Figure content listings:

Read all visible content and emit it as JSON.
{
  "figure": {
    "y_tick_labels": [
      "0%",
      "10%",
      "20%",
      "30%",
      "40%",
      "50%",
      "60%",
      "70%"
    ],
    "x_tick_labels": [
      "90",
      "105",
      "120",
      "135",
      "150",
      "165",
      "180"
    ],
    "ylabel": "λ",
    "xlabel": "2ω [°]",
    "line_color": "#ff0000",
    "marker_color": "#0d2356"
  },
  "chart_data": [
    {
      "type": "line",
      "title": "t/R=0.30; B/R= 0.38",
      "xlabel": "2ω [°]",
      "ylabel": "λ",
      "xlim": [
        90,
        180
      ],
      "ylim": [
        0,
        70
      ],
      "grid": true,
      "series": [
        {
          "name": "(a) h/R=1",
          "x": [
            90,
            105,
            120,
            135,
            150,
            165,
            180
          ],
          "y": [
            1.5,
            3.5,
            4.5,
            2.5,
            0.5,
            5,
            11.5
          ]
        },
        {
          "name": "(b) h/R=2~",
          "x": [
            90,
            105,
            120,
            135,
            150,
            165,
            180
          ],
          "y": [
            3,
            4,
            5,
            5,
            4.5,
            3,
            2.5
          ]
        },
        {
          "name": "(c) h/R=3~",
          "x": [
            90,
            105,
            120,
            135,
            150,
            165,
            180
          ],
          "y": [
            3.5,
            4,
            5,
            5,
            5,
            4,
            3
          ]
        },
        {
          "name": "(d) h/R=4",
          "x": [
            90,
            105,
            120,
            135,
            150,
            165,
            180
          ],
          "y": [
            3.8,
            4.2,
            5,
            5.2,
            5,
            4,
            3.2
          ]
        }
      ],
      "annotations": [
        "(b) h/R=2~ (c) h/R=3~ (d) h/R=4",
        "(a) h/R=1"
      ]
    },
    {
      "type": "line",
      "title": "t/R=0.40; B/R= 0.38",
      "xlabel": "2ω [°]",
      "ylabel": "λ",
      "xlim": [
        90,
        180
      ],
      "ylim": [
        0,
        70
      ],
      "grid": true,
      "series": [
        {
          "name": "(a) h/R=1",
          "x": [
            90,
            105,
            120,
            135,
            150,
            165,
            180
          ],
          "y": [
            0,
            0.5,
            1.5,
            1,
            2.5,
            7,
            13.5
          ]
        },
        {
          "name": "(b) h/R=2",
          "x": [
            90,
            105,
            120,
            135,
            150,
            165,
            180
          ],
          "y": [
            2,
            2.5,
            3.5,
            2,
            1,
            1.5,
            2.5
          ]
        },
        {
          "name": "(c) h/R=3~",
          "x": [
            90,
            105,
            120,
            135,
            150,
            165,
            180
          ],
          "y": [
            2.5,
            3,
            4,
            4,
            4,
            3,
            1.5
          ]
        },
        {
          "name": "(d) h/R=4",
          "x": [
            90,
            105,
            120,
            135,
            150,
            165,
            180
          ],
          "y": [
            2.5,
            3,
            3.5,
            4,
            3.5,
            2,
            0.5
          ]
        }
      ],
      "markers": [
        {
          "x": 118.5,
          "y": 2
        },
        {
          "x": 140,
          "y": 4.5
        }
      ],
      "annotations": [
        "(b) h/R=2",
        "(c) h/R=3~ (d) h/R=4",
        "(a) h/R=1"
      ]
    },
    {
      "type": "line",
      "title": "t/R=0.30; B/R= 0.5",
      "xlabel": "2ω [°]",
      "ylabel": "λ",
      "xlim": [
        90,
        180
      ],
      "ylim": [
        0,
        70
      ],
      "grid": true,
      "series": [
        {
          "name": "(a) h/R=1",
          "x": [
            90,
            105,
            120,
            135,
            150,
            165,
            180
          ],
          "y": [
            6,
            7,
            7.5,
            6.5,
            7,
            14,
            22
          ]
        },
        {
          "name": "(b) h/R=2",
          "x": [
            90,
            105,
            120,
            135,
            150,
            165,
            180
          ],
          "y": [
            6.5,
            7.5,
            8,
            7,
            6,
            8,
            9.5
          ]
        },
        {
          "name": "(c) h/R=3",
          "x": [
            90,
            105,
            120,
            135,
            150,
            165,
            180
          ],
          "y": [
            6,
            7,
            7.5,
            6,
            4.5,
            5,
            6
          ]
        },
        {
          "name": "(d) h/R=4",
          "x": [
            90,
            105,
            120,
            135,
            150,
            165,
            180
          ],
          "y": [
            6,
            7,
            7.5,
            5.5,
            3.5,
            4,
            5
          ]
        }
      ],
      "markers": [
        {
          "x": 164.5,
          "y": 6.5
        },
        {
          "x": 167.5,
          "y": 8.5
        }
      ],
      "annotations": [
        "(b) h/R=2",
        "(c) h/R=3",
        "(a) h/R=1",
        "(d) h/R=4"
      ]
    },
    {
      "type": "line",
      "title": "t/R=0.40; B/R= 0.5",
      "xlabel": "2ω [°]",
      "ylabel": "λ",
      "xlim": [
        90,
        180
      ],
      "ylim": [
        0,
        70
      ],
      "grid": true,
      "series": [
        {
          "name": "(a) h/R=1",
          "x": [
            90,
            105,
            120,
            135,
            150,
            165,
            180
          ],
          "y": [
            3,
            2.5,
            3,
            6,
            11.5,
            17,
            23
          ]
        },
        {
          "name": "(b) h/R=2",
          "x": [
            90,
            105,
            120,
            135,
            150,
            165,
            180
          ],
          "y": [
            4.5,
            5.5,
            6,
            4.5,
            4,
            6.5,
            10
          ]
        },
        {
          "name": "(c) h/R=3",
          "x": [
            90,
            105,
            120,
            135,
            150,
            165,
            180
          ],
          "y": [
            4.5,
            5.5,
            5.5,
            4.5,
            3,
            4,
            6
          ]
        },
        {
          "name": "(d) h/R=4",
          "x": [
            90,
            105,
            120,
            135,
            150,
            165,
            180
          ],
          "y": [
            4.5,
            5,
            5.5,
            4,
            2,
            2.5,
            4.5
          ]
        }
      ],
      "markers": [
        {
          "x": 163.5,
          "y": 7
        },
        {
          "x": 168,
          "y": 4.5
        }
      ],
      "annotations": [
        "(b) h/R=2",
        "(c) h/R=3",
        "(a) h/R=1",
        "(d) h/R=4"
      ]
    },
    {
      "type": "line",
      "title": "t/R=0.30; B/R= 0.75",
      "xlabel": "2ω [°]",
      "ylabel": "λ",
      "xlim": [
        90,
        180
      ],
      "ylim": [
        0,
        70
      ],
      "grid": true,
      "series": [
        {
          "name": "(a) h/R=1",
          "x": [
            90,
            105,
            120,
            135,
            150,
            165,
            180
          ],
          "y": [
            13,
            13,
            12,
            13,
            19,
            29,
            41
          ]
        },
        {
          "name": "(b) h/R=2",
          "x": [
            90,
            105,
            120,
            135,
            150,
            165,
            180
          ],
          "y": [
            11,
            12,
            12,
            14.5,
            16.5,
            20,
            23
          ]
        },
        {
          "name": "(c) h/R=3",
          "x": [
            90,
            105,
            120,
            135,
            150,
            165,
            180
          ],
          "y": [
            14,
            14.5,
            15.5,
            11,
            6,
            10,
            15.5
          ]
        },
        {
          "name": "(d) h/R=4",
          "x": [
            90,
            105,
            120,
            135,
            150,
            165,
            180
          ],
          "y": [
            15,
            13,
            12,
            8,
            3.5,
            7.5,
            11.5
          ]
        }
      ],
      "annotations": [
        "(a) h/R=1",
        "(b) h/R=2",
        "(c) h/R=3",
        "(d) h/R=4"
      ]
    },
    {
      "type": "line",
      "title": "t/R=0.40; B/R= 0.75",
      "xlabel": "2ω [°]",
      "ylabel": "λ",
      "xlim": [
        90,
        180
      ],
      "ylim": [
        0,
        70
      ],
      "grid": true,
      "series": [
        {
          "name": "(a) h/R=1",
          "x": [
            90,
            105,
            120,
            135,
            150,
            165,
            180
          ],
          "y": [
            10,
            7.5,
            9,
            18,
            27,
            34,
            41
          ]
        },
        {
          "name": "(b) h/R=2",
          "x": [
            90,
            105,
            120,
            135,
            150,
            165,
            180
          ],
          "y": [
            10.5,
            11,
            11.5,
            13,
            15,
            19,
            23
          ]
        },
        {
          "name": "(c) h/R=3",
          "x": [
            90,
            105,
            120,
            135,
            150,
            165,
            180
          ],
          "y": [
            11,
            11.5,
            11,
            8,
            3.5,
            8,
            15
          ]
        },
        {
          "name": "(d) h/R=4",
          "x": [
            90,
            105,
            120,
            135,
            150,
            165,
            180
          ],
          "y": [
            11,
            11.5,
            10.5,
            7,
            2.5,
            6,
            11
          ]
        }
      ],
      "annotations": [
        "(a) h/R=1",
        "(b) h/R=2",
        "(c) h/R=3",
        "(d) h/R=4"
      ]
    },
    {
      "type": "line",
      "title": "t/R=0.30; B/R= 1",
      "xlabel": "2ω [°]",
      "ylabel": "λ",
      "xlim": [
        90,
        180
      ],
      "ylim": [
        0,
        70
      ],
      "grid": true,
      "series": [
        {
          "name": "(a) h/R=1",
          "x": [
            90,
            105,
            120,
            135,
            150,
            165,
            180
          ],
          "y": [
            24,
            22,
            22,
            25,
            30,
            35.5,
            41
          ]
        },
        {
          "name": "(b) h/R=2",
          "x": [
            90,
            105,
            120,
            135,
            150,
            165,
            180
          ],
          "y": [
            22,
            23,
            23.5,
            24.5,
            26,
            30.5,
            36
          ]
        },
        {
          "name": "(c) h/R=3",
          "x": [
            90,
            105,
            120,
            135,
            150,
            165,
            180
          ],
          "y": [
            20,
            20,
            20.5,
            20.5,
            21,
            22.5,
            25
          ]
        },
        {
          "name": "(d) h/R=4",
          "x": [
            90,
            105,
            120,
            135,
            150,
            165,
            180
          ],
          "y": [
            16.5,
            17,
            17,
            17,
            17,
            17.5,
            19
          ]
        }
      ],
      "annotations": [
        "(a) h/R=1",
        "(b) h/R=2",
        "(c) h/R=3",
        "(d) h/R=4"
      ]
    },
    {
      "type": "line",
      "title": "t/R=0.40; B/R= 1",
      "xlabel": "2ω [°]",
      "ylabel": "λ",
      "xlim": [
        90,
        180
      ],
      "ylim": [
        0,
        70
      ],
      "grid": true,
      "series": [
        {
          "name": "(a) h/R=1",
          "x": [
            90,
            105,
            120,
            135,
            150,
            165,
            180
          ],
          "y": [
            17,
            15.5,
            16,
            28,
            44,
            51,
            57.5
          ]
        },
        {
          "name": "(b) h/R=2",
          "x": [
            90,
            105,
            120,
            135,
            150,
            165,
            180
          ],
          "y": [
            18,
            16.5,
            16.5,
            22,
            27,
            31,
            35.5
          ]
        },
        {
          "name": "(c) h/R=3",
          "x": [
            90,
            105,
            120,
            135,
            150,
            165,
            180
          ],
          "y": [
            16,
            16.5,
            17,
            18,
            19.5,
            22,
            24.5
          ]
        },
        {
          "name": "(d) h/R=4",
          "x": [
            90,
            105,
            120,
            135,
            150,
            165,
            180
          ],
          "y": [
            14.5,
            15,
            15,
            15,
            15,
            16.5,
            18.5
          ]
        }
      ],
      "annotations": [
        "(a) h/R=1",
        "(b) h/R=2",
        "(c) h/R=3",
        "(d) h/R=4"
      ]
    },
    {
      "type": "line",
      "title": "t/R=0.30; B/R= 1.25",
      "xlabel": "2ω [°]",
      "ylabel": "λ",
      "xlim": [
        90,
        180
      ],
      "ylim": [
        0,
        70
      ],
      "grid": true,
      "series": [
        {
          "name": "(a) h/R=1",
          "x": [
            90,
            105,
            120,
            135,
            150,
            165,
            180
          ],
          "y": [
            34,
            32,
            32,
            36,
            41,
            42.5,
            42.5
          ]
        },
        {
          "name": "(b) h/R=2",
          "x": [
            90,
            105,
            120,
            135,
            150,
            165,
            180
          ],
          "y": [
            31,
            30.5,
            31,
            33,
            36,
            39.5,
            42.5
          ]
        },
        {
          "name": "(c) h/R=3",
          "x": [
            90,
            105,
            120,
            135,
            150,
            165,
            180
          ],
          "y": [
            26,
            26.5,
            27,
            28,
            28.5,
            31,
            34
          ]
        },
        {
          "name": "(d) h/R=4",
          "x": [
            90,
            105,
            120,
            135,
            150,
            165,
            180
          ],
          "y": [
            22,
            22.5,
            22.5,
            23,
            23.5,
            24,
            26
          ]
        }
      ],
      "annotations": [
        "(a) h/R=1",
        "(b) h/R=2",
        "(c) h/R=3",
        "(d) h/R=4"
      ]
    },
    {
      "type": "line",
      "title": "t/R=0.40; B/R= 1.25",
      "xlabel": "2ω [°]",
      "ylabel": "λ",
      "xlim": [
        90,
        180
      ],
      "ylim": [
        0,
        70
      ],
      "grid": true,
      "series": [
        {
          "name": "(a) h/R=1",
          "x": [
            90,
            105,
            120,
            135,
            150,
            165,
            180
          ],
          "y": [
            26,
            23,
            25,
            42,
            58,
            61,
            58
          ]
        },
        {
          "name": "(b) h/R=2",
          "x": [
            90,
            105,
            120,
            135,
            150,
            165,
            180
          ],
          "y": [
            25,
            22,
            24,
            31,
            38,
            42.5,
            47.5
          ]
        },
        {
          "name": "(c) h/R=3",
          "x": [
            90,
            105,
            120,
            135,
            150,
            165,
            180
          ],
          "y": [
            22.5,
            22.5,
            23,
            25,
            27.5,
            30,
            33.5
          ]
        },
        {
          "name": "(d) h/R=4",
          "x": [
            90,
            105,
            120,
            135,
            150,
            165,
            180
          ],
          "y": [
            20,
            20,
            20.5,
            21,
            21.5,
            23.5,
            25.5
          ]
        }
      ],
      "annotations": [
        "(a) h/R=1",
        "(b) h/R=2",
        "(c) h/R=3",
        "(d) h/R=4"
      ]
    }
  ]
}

Directive:
Among the records above, how many lines carry the string "title"? Reply with the number alone.

Task result:
10